RECORDS FOR PROCESSING:
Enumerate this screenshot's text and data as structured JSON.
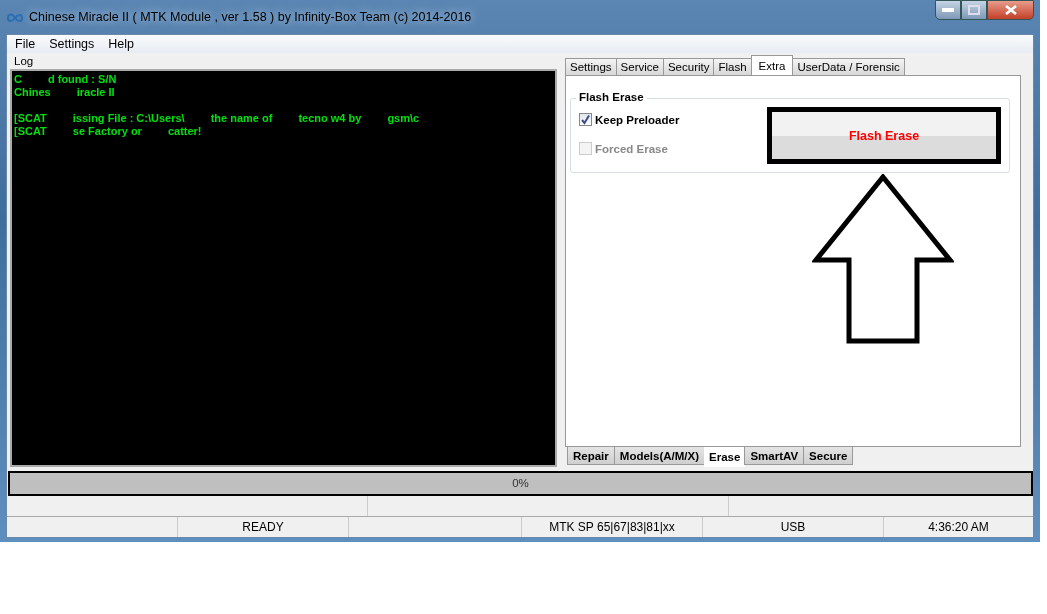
{
  "window": {
    "title": "Chinese Miracle II ( MTK Module , ver 1.58 ) by Infinity-Box Team (c) 2014-2016"
  },
  "menu": [
    "File",
    "Settings",
    "Help"
  ],
  "log": {
    "label": "Log",
    "blocks": [
      [
        {
          "fragments": [
            "C",
            "d found : S/N"
          ]
        },
        {
          "fragments": [
            "Chines",
            "iracle II"
          ]
        }
      ],
      [
        {
          "fragments": [
            "[SCAT",
            "issing File : C:\\Users\\",
            "the name of",
            "tecno w4 by",
            "gsm\\c"
          ]
        },
        {
          "fragments": [
            "[SCAT",
            "se Factory or",
            "catter!"
          ]
        }
      ]
    ]
  },
  "tabs": [
    {
      "label": "Settings",
      "selected": false
    },
    {
      "label": "Service",
      "selected": false
    },
    {
      "label": "Security",
      "selected": false
    },
    {
      "label": "Flash",
      "selected": false
    },
    {
      "label": "Extra",
      "selected": true
    },
    {
      "label": "UserData / Forensic",
      "selected": false
    }
  ],
  "flash_erase": {
    "title": "Flash Erase",
    "options": [
      {
        "label": "Keep Preloader",
        "checked": true,
        "disabled": false
      },
      {
        "label": "Forced Erase",
        "checked": false,
        "disabled": true
      }
    ],
    "button": "Flash Erase"
  },
  "subtabs": [
    {
      "label": "Repair",
      "selected": false
    },
    {
      "label": "Models(A/M/X)",
      "selected": false
    },
    {
      "label": "Erase",
      "selected": true
    },
    {
      "label": "SmartAV",
      "selected": false
    },
    {
      "label": "Secure",
      "selected": false
    }
  ],
  "progress": {
    "level": 0,
    "reading": "0%"
  },
  "status_bar": [
    "READY",
    "MTK SP 65|67|83|81|xx",
    "USB",
    "4:36:20 AM"
  ]
}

EXERCISE REQUIREMENTS:
Quote the records above exactly, leaving out any pictures.

WRITTEN SOLUTION:
Enumerate this screenshot's text and data as structured JSON.
{
  "window": {
    "title": "Chinese Miracle II ( MTK Module , ver 1.58 ) by Infinity-Box Team (c) 2014-2016"
  },
  "menu": [
    "File",
    "Settings",
    "Help"
  ],
  "log": {
    "label": "Log",
    "blocks": [
      [
        {
          "fragments": [
            "C",
            "d found : S/N"
          ]
        },
        {
          "fragments": [
            "Chines",
            "iracle II"
          ]
        }
      ],
      [
        {
          "fragments": [
            "[SCAT",
            "issing File : C:\\Users\\",
            "the name of",
            "tecno w4 by",
            "gsm\\c"
          ]
        },
        {
          "fragments": [
            "[SCAT",
            "se Factory or",
            "catter!"
          ]
        }
      ]
    ]
  },
  "tabs": [
    {
      "label": "Settings",
      "selected": false
    },
    {
      "label": "Service",
      "selected": false
    },
    {
      "label": "Security",
      "selected": false
    },
    {
      "label": "Flash",
      "selected": false
    },
    {
      "label": "Extra",
      "selected": true
    },
    {
      "label": "UserData / Forensic",
      "selected": false
    }
  ],
  "flash_erase": {
    "title": "Flash Erase",
    "options": [
      {
        "label": "Keep Preloader",
        "checked": true,
        "disabled": false
      },
      {
        "label": "Forced Erase",
        "checked": false,
        "disabled": true
      }
    ],
    "button": "Flash Erase"
  },
  "subtabs": [
    {
      "label": "Repair",
      "selected": false
    },
    {
      "label": "Models(A/M/X)",
      "selected": false
    },
    {
      "label": "Erase",
      "selected": true
    },
    {
      "label": "SmartAV",
      "selected": false
    },
    {
      "label": "Secure",
      "selected": false
    }
  ],
  "progress": {
    "level": 0,
    "reading": "0%"
  },
  "status_bar": [
    "READY",
    "MTK SP 65|67|83|81|xx",
    "USB",
    "4:36:20 AM"
  ]
}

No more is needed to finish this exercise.